Do this: Transcribe all records exactly.

Recorded data:
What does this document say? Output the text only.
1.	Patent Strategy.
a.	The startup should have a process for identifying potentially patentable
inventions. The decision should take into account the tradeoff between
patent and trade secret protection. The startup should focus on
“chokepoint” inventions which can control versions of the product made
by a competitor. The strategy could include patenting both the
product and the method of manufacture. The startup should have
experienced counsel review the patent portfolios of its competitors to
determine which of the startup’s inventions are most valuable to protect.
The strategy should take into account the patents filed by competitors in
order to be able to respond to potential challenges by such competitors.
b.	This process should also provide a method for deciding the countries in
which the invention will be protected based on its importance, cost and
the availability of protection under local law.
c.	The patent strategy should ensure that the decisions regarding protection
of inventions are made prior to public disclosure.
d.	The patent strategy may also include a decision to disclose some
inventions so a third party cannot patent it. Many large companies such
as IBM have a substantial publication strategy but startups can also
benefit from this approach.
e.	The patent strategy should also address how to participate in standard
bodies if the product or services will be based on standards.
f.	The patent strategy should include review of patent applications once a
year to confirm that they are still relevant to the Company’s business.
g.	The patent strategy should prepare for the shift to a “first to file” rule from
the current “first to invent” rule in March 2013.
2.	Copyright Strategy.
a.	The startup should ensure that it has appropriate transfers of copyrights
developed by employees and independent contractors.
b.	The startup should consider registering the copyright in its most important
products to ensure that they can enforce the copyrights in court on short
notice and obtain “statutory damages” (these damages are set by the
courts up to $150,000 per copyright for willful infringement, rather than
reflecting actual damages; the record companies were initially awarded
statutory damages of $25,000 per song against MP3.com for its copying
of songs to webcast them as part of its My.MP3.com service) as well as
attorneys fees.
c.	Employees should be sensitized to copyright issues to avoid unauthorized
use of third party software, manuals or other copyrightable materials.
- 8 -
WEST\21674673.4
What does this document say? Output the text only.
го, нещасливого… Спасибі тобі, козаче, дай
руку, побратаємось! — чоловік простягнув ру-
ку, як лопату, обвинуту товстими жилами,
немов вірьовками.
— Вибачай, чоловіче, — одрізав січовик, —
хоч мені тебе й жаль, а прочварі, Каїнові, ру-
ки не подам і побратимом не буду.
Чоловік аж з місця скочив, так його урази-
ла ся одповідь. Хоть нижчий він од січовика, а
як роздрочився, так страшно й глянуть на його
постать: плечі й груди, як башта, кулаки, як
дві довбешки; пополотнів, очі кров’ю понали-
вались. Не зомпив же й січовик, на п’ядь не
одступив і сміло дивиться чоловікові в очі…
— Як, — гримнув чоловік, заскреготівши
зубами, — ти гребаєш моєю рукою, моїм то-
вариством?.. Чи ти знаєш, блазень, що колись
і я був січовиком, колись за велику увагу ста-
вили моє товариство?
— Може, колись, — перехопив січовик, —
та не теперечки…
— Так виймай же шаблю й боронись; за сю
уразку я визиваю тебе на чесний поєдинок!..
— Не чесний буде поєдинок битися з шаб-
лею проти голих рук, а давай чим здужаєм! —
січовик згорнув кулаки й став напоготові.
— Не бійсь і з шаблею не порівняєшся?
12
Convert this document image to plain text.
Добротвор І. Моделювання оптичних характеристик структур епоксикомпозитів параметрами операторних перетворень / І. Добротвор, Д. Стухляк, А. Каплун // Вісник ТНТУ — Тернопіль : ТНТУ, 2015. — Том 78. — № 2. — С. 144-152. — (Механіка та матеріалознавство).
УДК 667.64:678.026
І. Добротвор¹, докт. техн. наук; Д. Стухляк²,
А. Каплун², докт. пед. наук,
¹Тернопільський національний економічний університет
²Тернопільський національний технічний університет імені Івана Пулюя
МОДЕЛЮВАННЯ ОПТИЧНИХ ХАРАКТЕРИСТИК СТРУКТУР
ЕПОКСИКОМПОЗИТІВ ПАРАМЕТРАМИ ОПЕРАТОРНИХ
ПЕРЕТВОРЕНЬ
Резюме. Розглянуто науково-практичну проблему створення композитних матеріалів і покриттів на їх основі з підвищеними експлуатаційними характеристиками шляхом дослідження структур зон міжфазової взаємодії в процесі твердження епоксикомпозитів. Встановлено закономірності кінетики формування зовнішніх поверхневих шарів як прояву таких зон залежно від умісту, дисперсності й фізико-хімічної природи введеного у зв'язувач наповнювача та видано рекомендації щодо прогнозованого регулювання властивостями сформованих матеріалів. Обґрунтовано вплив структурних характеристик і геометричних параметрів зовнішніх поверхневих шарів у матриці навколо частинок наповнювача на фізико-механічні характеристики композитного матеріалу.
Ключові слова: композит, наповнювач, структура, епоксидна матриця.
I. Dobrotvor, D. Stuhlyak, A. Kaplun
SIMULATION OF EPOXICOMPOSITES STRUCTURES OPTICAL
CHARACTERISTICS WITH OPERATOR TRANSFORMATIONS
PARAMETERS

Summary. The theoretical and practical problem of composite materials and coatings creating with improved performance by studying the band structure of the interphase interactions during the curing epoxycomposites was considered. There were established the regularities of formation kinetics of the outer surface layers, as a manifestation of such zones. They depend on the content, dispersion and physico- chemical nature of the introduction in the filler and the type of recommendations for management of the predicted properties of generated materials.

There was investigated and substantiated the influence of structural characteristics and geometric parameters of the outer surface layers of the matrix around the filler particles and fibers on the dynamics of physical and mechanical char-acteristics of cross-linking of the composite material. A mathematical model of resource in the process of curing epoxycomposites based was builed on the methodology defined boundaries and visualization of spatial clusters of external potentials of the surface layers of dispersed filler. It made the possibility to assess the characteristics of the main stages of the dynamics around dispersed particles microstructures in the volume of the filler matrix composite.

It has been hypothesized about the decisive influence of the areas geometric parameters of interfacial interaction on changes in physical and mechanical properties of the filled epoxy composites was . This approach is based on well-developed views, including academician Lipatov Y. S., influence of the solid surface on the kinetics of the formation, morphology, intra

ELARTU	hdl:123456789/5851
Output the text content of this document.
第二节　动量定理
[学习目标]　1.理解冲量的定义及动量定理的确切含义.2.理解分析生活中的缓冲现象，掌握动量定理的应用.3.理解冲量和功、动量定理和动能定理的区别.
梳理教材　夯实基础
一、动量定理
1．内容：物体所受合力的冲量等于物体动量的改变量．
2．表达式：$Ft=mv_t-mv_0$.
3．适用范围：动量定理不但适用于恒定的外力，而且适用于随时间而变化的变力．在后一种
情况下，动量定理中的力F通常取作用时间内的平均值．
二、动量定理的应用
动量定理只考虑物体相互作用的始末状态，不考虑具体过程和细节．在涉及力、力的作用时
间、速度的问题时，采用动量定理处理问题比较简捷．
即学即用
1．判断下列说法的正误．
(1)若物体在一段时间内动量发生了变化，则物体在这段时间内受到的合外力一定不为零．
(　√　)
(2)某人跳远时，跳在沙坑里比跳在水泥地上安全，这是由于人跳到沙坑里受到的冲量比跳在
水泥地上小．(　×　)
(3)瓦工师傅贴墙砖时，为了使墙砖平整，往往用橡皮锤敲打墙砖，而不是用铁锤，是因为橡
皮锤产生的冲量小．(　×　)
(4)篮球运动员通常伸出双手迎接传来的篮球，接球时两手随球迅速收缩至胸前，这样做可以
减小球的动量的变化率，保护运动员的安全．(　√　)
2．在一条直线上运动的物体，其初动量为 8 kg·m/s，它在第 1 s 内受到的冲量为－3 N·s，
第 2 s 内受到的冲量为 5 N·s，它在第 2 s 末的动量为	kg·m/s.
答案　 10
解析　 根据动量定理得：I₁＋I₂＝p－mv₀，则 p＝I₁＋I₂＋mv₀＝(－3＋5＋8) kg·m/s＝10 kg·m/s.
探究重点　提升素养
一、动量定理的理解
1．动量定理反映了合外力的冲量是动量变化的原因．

Correct response:
What does this document say? Output the text only.
1.	Patent Strategy.
a.	The startup should have a process for identifying potentially patentable
inventions. The decision should take into account the tradeoff between
patent and trade secret protection. The startup should focus on
“chokepoint” inventions which can control versions of the product made
by a competitor. The strategy could include patenting both the
product and the method of manufacture. The startup should have
experienced counsel review the patent portfolios of its competitors to
determine which of the startup’s inventions are most valuable to protect.
The strategy should take into account the patents filed by competitors in
order to be able to respond to potential challenges by such competitors.
b.	This process should also provide a method for deciding the countries in
which the invention will be protected based on its importance, cost and
the availability of protection under local law.
c.	The patent strategy should ensure that the decisions regarding protection
of inventions are made prior to public disclosure.
d.	The patent strategy may also include a decision to disclose some
inventions so a third party cannot patent it. Many large companies such
as IBM have a substantial publication strategy but startups can also
benefit from this approach.
e.	The patent strategy should also address how to participate in standard
bodies if the product or services will be based on standards.
f.	The patent strategy should include review of patent applications once a
year to confirm that they are still relevant to the Company’s business.
g.	The patent strategy should prepare for the shift to a “first to file” rule from
the current “first to invent” rule in March 2013.
2.	Copyright Strategy.
a.	The startup should ensure that it has appropriate transfers of copyrights
developed by employees and independent contractors.
b.	The startup should consider registering the copyright in its most important
products to ensure that they can enforce the copyrights in court on short
notice and obtain “statutory damages” (these damages are set by the
courts up to $150,000 per copyright for willful infringement, rather than
reflecting actual damages; the record companies were initially awarded
statutory damages of $25,000 per song against MP3.com for its copying
of songs to webcast them as part of its My.MP3.com service) as well as
attorneys fees.
c.	Employees should be sensitized to copyright issues to avoid unauthorized
use of third party software, manuals or other copyrightable materials.
- 8 -
WEST\21674673.4
What does this document say? Output the text only.
го, нещасливого… Спасибі тобі, козаче, дай
руку, побратаємось! — чоловік простягнув ру-
ку, як лопату, обвинуту товстими жилами,
немов вірьовками.
— Вибачай, чоловіче, — одрізав січовик, —
хоч мені тебе й жаль, а прочварі, Каїнові, ру-
ки не подам і побратимом не буду.
Чоловік аж з місця скочив, так його урази-
ла ся одповідь. Хоть нижчий він од січовика, а
як роздрочився, так страшно й глянуть на його
постать: плечі й груди, як башта, кулаки, як
дві довбешки; пополотнів, очі кров’ю понали-
вались. Не зомпив же й січовик, на п’ядь не
одступив і сміло дивиться чоловікові в очі…
— Як, — гримнув чоловік, заскреготівши
зубами, — ти гребаєш моєю рукою, моїм то-
вариством?.. Чи ти знаєш, блазень, що колись
і я був січовиком, колись за велику увагу ста-
вили моє товариство?
— Може, колись, — перехопив січовик, —
та не теперечки…
— Так виймай же шаблю й боронись; за сю
уразку я визиваю тебе на чесний поєдинок!..
— Не чесний буде поєдинок битися з шаб-
лею проти голих рук, а давай чим здужаєм! —
січовик згорнув кулаки й став напоготові.
— Не бійсь і з шаблею не порівняєшся?
12
Convert this document image to plain text.
Добротвор І. Моделювання оптичних характеристик структур епоксикомпозитів параметрами операторних перетворень / І. Добротвор, Д. Стухляк, А. Каплун // Вісник ТНТУ — Тернопіль : ТНТУ, 2015. — Том 78. — № 2. — С. 144-152. — (Механіка та матеріалознавство).
УДК 667.64:678.026
І. Добротвор¹, докт. техн. наук; Д. Стухляк²,
А. Каплун², докт. пед. наук,
¹Тернопільський національний економічний університет
²Тернопільський національний технічний університет імені Івана Пулюя
МОДЕЛЮВАННЯ ОПТИЧНИХ ХАРАКТЕРИСТИК СТРУКТУР
ЕПОКСИКОМПОЗИТІВ ПАРАМЕТРАМИ ОПЕРАТОРНИХ
ПЕРЕТВОРЕНЬ
Резюме. Розглянуто науково-практичну проблему створення композитних матеріалів і покриттів на їх основі з підвищеними експлуатаційними характеристиками шляхом дослідження структур зон міжфазової взаємодії в процесі твердження епоксикомпозитів. Встановлено закономірності кінетики формування зовнішніх поверхневих шарів як прояву таких зон залежно від умісту, дисперсності й фізико-хімічної природи введеного у зв'язувач наповнювача та видано рекомендації щодо прогнозованого регулювання властивостями сформованих матеріалів. Обґрунтовано вплив структурних характеристик і геометричних параметрів зовнішніх поверхневих шарів у матриці навколо частинок наповнювача на фізико-механічні характеристики композитного матеріалу.
Ключові слова: композит, наповнювач, структура, епоксидна матриця.
I. Dobrotvor, D. Stuhlyak, A. Kaplun
SIMULATION OF EPOXICOMPOSITES STRUCTURES OPTICAL
CHARACTERISTICS WITH OPERATOR TRANSFORMATIONS
PARAMETERS

Summary. The theoretical and practical problem of composite materials and coatings creating with improved performance by studying the band structure of the interphase interactions during the curing epoxycomposites was considered. There were established the regularities of formation kinetics of the outer surface layers, as a manifestation of such zones. They depend on the content, dispersion and physico- chemical nature of the introduction in the filler and the type of recommendations for management of the predicted properties of generated materials.

There was investigated and substantiated the influence of structural characteristics and geometric parameters of the outer surface layers of the matrix around the filler particles and fibers on the dynamics of physical and mechanical char-acteristics of cross-linking of the composite material. A mathematical model of resource in the process of curing epoxycomposites based was builed on the methodology defined boundaries and visualization of spatial clusters of external potentials of the surface layers of dispersed filler. It made the possibility to assess the characteristics of the main stages of the dynamics around dispersed particles microstructures in the volume of the filler matrix composite.

It has been hypothesized about the decisive influence of the areas geometric parameters of interfacial interaction on changes in physical and mechanical properties of the filled epoxy composites was . This approach is based on well-developed views, including academician Lipatov Y. S., influence of the solid surface on the kinetics of the formation, morphology, intra

ELARTU	hdl:123456789/5851
Output the text content of this document.
第二节　动量定理
[学习目标]　1.理解冲量的定义及动量定理的确切含义.2.理解分析生活中的缓冲现象，掌握动量定理的应用.3.理解冲量和功、动量定理和动能定理的区别.
梳理教材　夯实基础
一、动量定理
1．内容：物体所受合力的冲量等于物体动量的改变量．
2．表达式：$Ft=mv_t-mv_0$.
3．适用范围：动量定理不但适用于恒定的外力，而且适用于随时间而变化的变力．在后一种
情况下，动量定理中的力F通常取作用时间内的平均值．
二、动量定理的应用
动量定理只考虑物体相互作用的始末状态，不考虑具体过程和细节．在涉及力、力的作用时
间、速度的问题时，采用动量定理处理问题比较简捷．
即学即用
1．判断下列说法的正误．
(1)若物体在一段时间内动量发生了变化，则物体在这段时间内受到的合外力一定不为零．
(　√　)
(2)某人跳远时，跳在沙坑里比跳在水泥地上安全，这是由于人跳到沙坑里受到的冲量比跳在
水泥地上小．(　×　)
(3)瓦工师傅贴墙砖时，为了使墙砖平整，往往用橡皮锤敲打墙砖，而不是用铁锤，是因为橡
皮锤产生的冲量小．(　×　)
(4)篮球运动员通常伸出双手迎接传来的篮球，接球时两手随球迅速收缩至胸前，这样做可以
减小球的动量的变化率，保护运动员的安全．(　√　)
2．在一条直线上运动的物体，其初动量为 8 kg·m/s，它在第 1 s 内受到的冲量为－3 N·s，
第 2 s 内受到的冲量为 5 N·s，它在第 2 s 末的动量为	kg·m/s.
答案　 10
解析　 根据动量定理得：I₁＋I₂＝p－mv₀，则 p＝I₁＋I₂＋mv₀＝(－3＋5＋8) kg·m/s＝10 kg·m/s.
探究重点　提升素养
一、动量定理的理解
1．动量定理反映了合外力的冲量是动量变化的原因．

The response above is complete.